Stated goal – Each line containing the word "assigned" should be found and copied.

Information shown –
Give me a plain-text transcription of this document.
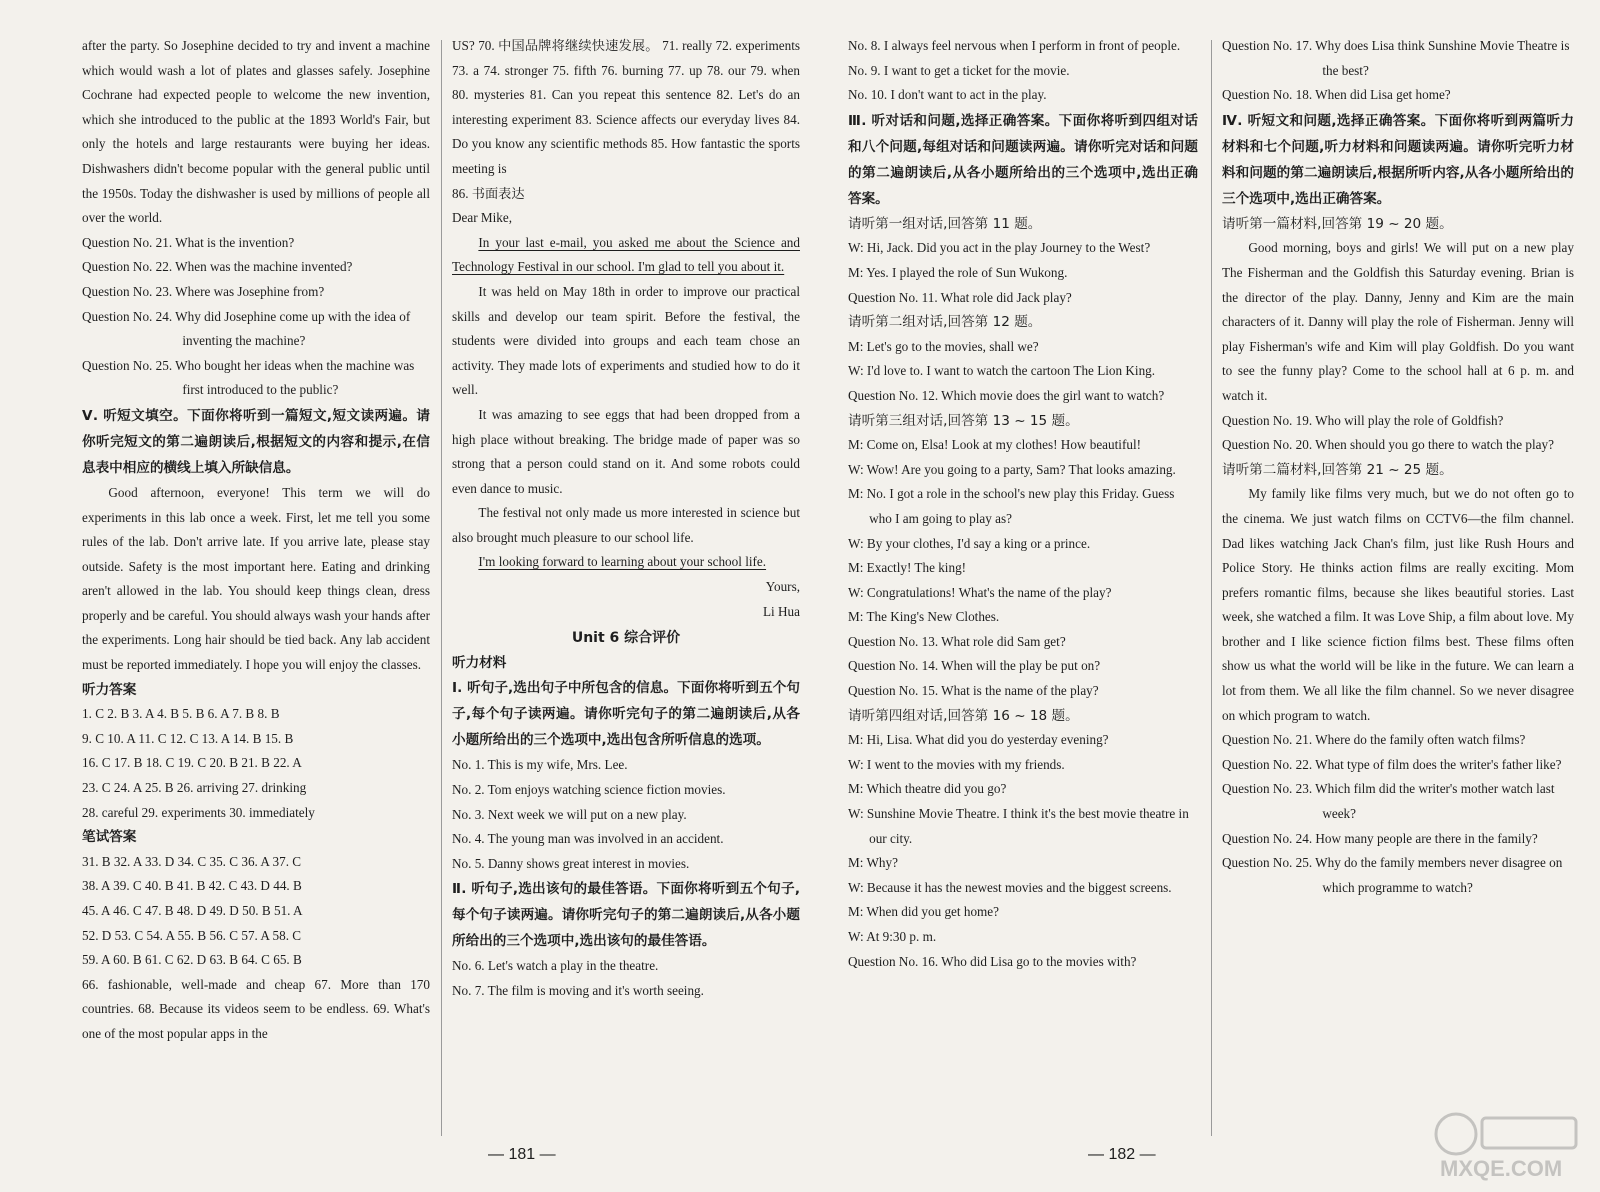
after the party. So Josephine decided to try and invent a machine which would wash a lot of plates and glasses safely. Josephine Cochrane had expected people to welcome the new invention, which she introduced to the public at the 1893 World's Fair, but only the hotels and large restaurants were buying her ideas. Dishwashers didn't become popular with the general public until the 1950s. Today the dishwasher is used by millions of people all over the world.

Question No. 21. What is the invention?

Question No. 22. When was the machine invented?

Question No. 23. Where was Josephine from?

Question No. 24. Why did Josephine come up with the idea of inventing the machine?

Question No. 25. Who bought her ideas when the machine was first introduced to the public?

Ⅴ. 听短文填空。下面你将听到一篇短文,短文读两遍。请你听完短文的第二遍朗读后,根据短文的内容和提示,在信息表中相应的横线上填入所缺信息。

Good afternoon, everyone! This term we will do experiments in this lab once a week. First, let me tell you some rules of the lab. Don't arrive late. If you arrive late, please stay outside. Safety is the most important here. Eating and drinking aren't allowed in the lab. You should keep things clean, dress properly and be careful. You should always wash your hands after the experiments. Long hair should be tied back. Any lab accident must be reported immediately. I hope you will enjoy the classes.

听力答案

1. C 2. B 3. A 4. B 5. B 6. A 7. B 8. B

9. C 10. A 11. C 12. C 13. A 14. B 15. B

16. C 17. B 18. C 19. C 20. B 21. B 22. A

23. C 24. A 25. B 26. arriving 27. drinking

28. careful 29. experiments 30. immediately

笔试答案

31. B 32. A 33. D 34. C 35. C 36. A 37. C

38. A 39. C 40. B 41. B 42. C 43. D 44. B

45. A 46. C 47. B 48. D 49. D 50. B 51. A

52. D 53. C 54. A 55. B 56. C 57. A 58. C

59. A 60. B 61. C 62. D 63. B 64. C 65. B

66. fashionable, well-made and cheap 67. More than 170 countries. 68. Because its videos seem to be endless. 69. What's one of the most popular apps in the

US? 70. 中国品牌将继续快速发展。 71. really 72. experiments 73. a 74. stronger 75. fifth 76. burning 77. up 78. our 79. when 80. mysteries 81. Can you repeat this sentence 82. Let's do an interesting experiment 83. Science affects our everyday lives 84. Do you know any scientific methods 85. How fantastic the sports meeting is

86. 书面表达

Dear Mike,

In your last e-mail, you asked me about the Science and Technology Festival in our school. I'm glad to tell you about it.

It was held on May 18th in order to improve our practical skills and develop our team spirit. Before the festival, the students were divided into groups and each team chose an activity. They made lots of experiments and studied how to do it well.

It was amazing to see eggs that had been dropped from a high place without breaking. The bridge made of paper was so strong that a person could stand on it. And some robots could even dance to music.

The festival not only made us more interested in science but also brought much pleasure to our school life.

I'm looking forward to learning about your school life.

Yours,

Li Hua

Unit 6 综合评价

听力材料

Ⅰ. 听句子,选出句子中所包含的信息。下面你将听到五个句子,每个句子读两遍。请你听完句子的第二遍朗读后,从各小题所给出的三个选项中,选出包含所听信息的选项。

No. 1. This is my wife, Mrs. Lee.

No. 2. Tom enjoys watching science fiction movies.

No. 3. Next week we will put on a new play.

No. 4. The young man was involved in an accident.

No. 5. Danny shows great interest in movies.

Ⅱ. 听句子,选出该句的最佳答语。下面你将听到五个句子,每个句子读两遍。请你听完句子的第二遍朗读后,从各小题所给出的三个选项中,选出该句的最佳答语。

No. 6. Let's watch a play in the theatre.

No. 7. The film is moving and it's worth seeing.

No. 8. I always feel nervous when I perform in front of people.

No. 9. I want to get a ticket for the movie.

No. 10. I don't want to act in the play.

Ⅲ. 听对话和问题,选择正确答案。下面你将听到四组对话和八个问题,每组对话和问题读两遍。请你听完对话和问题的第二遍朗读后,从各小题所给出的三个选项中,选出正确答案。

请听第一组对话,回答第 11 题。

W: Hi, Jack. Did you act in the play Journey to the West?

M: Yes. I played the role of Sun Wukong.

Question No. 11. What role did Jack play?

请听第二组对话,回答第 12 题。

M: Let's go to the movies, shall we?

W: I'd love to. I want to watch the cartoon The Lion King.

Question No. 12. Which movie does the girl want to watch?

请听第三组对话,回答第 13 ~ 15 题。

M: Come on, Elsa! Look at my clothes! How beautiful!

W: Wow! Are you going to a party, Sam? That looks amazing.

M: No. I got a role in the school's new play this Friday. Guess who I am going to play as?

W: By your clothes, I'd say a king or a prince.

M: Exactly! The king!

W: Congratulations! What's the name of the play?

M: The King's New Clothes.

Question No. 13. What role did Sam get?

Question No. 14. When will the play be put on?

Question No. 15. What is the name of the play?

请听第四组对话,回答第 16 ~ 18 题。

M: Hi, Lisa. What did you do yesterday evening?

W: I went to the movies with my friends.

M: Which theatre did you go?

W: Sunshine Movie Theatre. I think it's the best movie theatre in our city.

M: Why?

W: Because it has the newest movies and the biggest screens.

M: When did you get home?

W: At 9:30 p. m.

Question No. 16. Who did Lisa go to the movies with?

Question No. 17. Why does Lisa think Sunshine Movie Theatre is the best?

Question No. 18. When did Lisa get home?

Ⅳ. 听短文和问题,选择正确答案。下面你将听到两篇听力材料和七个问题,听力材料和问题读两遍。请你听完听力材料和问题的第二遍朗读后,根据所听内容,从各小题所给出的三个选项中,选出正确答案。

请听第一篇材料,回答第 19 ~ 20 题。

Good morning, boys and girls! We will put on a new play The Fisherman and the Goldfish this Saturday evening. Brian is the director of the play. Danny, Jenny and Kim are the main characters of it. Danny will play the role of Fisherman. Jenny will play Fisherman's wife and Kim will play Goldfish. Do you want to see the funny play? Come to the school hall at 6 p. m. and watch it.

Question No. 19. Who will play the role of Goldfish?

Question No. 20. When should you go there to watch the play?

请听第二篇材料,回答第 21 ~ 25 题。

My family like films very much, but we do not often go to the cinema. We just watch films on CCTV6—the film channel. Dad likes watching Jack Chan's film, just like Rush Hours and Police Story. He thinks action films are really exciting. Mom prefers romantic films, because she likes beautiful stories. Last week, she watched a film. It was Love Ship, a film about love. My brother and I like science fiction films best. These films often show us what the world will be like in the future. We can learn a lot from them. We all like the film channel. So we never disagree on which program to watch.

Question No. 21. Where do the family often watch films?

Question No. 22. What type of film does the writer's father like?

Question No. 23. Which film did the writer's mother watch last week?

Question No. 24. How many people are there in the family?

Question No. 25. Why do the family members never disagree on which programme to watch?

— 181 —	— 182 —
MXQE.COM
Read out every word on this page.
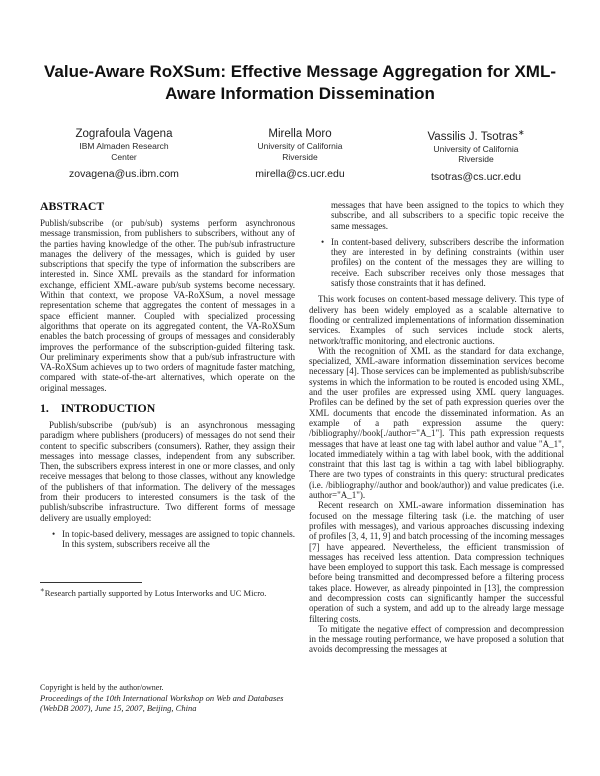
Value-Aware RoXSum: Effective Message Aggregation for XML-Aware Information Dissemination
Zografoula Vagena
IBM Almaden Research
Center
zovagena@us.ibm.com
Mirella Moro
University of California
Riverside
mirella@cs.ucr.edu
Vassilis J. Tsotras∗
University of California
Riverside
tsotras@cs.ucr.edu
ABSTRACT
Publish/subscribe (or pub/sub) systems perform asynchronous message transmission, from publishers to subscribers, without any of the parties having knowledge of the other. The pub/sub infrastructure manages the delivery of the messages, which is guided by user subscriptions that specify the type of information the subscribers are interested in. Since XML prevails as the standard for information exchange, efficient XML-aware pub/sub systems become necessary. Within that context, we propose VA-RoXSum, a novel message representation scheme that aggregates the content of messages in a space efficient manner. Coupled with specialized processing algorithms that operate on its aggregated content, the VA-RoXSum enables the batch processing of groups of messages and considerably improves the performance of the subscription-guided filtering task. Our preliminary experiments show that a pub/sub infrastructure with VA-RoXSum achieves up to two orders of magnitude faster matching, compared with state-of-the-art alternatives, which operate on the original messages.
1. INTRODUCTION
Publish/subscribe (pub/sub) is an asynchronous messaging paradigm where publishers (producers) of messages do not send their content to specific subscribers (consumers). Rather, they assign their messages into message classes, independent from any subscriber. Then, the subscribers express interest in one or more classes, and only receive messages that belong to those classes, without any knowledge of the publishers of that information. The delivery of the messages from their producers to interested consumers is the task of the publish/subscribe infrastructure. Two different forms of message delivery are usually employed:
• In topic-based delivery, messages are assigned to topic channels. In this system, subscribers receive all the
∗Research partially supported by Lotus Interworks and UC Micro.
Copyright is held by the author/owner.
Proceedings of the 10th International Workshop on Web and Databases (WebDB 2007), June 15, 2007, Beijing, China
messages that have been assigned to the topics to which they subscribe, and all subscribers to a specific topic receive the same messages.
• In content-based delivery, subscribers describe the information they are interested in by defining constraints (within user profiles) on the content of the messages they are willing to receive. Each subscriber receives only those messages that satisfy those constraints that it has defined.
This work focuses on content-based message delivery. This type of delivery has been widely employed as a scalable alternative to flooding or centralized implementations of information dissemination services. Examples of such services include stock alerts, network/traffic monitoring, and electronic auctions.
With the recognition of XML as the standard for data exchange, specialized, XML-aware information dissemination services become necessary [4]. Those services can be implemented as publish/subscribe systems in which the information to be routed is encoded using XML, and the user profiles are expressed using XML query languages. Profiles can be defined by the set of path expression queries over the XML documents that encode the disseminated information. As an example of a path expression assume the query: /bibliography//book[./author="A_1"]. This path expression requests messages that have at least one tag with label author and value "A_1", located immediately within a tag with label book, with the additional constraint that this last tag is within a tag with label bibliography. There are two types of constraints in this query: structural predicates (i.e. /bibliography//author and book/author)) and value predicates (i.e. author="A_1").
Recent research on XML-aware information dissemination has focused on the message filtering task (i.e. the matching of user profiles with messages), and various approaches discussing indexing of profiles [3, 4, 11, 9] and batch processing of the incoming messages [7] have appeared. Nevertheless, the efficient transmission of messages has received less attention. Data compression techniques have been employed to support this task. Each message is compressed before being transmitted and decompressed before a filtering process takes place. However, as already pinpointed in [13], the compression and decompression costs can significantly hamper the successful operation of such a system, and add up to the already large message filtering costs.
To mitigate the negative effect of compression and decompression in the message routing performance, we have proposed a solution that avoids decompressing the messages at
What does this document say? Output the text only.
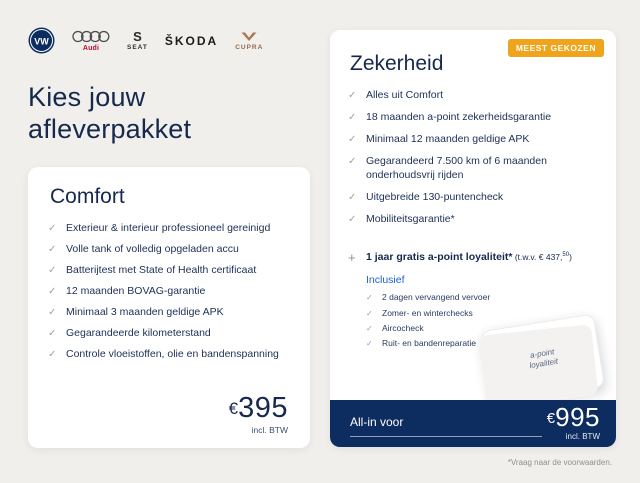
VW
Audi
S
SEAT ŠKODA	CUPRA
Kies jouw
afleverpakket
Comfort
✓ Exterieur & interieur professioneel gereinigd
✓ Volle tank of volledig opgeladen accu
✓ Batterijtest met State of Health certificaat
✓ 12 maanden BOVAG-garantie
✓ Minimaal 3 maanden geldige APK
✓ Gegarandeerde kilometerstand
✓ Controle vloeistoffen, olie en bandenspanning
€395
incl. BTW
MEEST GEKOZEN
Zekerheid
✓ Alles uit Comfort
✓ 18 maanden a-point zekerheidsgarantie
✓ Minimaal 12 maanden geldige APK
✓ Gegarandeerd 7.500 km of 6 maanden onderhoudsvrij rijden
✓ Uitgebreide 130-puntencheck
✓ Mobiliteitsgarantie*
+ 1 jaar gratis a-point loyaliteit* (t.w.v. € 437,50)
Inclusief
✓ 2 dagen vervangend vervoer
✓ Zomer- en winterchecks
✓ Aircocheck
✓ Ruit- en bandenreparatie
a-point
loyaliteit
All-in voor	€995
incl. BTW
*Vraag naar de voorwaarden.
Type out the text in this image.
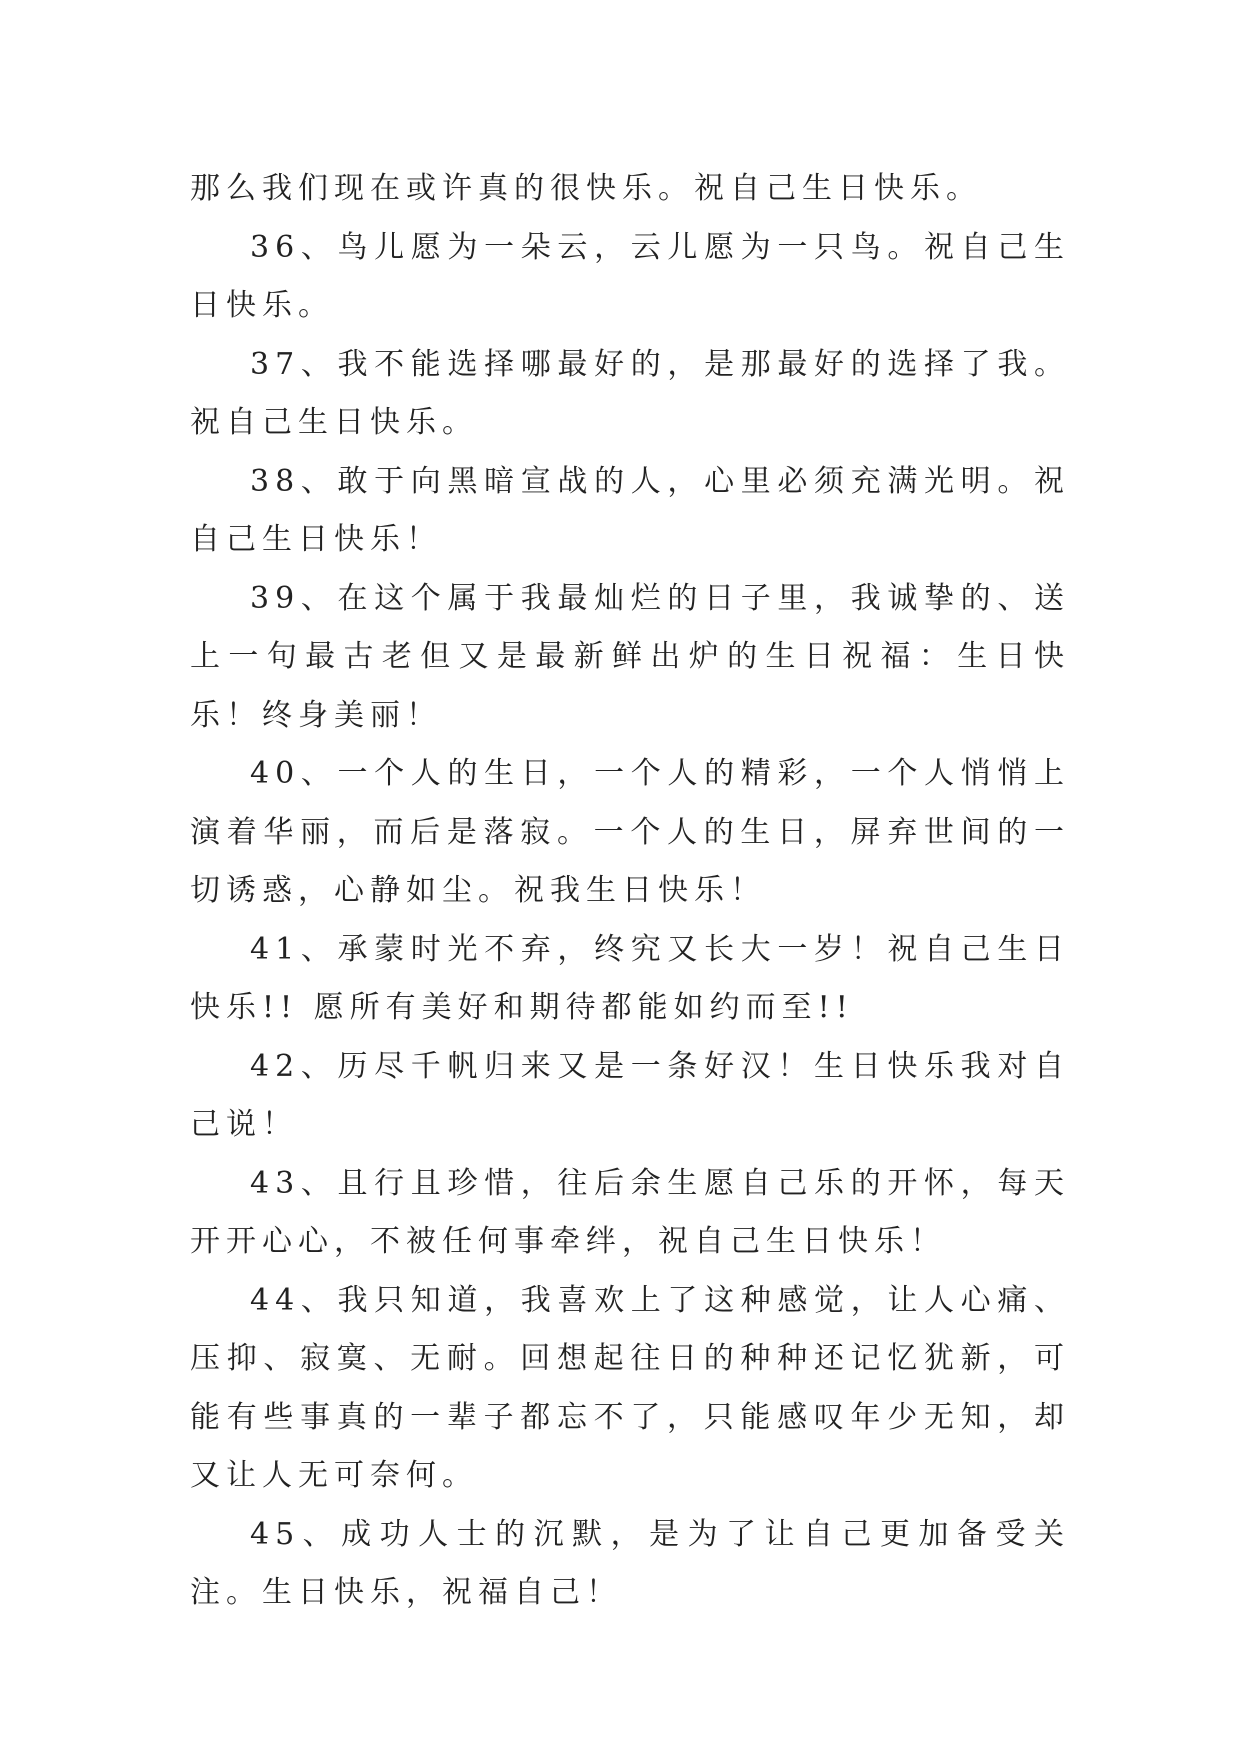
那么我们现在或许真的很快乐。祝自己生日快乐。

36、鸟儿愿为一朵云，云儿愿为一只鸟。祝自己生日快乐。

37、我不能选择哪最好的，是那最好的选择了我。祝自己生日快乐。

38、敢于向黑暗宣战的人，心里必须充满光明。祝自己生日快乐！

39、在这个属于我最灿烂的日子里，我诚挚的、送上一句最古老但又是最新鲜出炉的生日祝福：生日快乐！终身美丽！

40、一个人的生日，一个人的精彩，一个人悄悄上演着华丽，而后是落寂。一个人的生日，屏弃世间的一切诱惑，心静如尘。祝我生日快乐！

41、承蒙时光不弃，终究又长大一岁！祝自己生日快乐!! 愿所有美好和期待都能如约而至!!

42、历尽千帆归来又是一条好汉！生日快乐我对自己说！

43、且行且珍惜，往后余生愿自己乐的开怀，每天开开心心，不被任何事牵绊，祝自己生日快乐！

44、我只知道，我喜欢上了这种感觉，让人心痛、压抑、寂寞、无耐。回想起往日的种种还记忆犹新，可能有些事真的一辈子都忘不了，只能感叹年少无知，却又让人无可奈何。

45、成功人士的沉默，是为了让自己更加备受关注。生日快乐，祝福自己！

Task result –
• In topic-based delivery, messages are assigned to topic channels. In this system, subscribers receive all the
messages that have been assigned to the topics to which they subscribe, and all subscribers to a specific topic receive the same messages.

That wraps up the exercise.